# Data shown
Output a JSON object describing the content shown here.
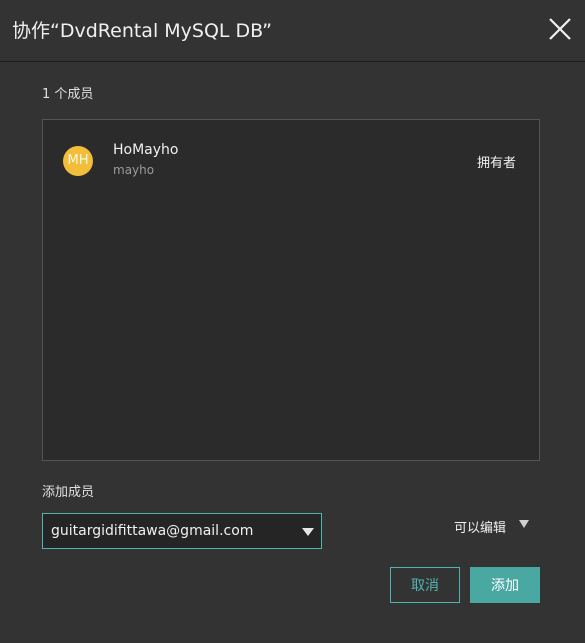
{
  "dialog": {
    "title": "协作“DvdRental MySQL DB”",
    "close_icon": "close-icon"
  },
  "members": {
    "count_label": "1 个成员",
    "items": [
      {
        "initials": "MH",
        "name": "HoMayho",
        "username": "mayho",
        "role": "拥有者",
        "avatar_color": "#f2be3a"
      }
    ]
  },
  "add_member": {
    "label": "添加成员",
    "email_value": "guitargidifittawa@gmail.com",
    "permission_value": "可以编辑",
    "dropdown_icon": "caret-down-icon"
  },
  "actions": {
    "cancel_label": "取消",
    "add_label": "添加"
  },
  "colors": {
    "background": "#333333",
    "accent": "#4aa8a3"
  }
}
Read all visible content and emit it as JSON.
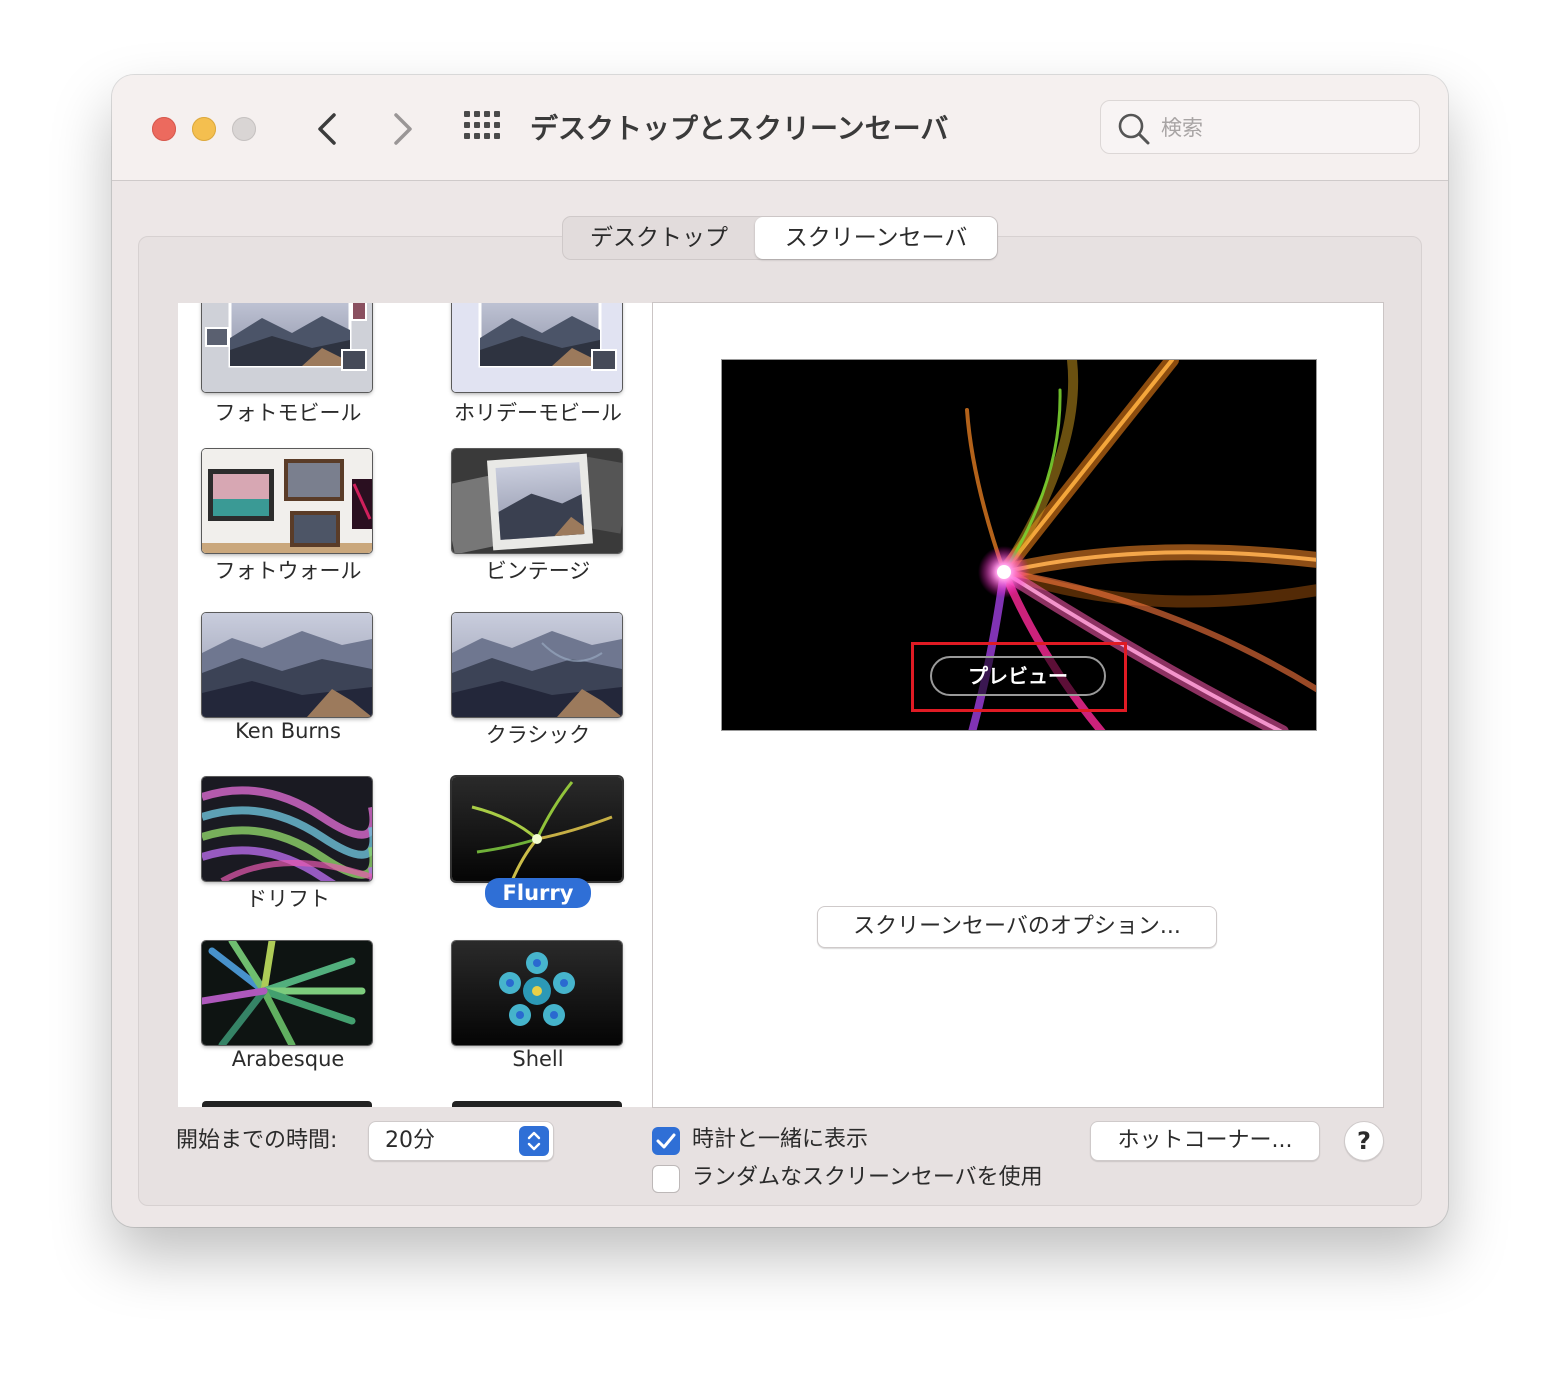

# Goal
Your copy should match the entries exactly, minus the pictures.

# Solution to this problem
Output a JSON object describing the content shown here.
{
  "dialog": {
    "title": "协作“DvdRental MySQL DB”",
    "close_icon": "close-icon"
  },
  "members": {
    "count_label": "1 个成员",
    "items": [
      {
        "initials": "MH",
        "name": "HoMayho",
        "username": "mayho",
        "role": "拥有者",
        "avatar_color": "#f2be3a"
      }
    ]
  },
  "add_member": {
    "label": "添加成员",
    "email_value": "guitargidifittawa@gmail.com",
    "permission_value": "可以编辑",
    "dropdown_icon": "caret-down-icon"
  },
  "actions": {
    "cancel_label": "取消",
    "add_label": "添加"
  },
  "colors": {
    "background": "#333333",
    "accent": "#4aa8a3"
  }
}
Read all visible content and emit it as JSON.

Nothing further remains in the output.